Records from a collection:

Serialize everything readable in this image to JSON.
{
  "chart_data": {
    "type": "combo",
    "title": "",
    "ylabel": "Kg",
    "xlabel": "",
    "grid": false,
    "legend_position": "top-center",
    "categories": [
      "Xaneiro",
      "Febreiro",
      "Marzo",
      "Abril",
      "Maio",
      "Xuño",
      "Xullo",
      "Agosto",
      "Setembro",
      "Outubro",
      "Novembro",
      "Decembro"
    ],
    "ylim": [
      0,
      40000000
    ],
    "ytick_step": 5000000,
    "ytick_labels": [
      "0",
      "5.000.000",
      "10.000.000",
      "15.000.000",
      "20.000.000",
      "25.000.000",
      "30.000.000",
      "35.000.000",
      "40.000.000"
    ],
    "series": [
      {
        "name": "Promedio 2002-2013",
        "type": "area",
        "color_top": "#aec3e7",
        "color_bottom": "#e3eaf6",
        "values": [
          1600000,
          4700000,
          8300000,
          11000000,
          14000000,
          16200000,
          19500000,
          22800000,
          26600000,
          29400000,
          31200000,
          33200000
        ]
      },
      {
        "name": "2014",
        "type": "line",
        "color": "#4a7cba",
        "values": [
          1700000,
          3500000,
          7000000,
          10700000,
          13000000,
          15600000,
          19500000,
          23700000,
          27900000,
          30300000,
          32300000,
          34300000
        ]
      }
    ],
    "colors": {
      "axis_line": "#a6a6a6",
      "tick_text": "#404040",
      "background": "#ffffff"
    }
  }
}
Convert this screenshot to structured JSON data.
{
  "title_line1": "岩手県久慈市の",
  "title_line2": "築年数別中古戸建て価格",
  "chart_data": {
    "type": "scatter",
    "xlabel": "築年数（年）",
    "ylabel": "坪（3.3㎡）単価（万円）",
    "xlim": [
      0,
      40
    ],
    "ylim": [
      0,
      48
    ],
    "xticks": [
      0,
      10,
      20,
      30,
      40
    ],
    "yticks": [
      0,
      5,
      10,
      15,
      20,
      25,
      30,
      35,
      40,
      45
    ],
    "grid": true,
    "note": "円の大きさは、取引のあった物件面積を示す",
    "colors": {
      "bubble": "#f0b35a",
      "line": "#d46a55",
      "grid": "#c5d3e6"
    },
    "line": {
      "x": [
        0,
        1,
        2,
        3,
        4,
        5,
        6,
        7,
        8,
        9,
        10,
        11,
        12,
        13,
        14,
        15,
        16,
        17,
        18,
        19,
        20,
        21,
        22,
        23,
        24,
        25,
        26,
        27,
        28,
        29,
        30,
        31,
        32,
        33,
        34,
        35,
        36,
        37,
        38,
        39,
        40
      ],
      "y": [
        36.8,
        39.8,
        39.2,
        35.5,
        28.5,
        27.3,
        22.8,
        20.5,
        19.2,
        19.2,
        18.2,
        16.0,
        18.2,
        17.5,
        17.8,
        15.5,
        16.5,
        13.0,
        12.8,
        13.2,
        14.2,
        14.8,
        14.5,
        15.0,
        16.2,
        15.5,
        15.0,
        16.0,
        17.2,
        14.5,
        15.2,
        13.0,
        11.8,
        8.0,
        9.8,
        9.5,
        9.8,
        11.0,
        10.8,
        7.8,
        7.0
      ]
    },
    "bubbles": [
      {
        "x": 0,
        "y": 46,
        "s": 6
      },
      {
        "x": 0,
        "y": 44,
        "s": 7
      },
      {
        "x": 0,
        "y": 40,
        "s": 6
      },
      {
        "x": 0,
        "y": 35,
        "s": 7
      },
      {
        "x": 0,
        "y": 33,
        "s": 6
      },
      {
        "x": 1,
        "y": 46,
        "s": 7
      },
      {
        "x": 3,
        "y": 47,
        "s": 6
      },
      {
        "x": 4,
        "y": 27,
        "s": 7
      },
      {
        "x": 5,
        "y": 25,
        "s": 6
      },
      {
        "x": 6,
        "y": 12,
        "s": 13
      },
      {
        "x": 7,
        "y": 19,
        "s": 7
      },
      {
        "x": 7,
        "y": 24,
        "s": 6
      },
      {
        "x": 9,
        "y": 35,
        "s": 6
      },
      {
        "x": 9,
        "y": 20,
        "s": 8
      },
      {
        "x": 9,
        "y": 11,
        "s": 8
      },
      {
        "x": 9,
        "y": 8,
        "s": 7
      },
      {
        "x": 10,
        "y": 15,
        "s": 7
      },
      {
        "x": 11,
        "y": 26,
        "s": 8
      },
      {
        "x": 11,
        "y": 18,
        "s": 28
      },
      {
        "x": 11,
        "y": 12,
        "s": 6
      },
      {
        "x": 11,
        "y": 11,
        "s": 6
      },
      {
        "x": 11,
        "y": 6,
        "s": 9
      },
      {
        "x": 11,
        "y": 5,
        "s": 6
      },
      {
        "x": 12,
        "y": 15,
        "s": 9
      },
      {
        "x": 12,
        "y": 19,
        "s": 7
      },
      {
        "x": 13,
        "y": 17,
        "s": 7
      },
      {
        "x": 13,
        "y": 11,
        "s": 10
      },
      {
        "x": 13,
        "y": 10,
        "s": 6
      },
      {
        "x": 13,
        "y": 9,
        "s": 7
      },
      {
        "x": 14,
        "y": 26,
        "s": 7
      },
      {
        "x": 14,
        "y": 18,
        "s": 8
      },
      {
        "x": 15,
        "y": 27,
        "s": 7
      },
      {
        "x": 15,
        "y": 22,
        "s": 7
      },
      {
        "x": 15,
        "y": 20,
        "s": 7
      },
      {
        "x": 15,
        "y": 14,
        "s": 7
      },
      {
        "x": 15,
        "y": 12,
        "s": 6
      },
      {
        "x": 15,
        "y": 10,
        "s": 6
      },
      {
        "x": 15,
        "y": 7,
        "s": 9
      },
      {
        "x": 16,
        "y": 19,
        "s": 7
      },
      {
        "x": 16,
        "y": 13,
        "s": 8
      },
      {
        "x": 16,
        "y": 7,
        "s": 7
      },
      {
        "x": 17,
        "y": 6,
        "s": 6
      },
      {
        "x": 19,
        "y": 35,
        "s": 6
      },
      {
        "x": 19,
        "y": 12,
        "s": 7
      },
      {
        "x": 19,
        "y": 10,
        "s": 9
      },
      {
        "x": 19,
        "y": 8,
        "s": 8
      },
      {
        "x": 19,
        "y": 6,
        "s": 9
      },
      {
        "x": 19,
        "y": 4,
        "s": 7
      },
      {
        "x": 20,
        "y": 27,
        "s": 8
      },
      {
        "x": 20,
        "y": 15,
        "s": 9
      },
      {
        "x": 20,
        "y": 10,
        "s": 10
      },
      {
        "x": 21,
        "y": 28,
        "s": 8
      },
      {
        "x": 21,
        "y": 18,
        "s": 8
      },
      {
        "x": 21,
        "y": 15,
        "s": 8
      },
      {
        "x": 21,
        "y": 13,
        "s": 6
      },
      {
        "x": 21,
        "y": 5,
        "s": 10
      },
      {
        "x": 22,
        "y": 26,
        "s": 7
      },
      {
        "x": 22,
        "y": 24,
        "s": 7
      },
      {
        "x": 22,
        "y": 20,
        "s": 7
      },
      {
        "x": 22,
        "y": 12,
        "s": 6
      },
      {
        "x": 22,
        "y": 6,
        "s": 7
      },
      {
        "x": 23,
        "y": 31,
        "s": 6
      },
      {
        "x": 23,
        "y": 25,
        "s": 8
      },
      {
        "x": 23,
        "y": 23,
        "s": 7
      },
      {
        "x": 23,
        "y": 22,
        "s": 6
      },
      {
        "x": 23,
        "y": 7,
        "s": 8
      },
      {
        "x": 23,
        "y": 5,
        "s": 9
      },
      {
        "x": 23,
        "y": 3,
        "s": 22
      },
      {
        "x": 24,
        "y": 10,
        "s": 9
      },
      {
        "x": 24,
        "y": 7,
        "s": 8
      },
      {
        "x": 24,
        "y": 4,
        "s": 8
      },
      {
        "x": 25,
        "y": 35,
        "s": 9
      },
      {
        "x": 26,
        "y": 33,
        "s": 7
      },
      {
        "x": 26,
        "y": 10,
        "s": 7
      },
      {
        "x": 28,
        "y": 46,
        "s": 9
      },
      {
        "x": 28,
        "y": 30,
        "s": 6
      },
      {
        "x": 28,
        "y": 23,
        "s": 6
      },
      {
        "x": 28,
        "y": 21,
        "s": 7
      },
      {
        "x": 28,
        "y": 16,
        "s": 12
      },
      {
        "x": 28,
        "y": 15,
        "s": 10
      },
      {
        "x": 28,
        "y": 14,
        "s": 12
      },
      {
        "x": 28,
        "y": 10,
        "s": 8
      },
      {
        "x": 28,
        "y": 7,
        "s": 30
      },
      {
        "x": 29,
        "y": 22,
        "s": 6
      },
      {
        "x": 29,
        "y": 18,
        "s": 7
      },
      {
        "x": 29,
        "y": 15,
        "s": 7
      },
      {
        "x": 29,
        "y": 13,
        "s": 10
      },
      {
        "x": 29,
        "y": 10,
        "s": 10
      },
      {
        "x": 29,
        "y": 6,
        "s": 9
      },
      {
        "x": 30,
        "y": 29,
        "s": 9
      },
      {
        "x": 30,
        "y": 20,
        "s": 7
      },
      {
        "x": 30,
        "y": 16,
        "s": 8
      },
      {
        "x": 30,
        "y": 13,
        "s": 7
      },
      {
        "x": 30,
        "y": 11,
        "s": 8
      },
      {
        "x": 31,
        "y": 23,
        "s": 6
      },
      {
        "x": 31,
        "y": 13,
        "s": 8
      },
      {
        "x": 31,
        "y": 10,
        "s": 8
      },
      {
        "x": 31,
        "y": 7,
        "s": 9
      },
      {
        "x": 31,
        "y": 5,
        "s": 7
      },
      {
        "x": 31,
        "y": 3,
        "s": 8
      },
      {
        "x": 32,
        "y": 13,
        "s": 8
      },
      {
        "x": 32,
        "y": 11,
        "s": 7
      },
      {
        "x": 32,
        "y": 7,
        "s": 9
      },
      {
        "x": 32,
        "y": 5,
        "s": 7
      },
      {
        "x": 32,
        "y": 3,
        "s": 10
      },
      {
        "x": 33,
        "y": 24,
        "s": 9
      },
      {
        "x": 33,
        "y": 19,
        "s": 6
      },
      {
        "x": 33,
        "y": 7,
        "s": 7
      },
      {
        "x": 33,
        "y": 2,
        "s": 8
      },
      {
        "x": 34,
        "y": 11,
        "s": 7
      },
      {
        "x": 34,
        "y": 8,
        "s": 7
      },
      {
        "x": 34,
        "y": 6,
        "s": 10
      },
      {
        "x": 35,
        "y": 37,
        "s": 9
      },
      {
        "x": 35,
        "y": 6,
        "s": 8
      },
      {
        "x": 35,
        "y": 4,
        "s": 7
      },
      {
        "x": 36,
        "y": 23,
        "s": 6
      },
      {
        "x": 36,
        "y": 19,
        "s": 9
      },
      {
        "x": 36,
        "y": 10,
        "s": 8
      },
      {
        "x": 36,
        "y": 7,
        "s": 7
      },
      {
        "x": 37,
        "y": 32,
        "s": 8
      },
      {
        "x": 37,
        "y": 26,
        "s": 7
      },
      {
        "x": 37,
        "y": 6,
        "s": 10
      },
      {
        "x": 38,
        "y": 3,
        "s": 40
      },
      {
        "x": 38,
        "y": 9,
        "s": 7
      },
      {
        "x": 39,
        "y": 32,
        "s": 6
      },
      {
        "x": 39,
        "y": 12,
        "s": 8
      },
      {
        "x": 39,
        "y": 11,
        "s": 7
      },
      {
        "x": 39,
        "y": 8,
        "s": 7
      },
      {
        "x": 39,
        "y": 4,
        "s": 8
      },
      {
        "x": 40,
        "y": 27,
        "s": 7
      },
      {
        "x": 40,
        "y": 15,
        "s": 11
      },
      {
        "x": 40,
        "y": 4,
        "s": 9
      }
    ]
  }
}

Task to carry out:
Read the entries above, then pull out the lines that include "this".

Problem solution:
Serialize everything readable in this image to JSON.
Convert this screenshot to structured JSON data.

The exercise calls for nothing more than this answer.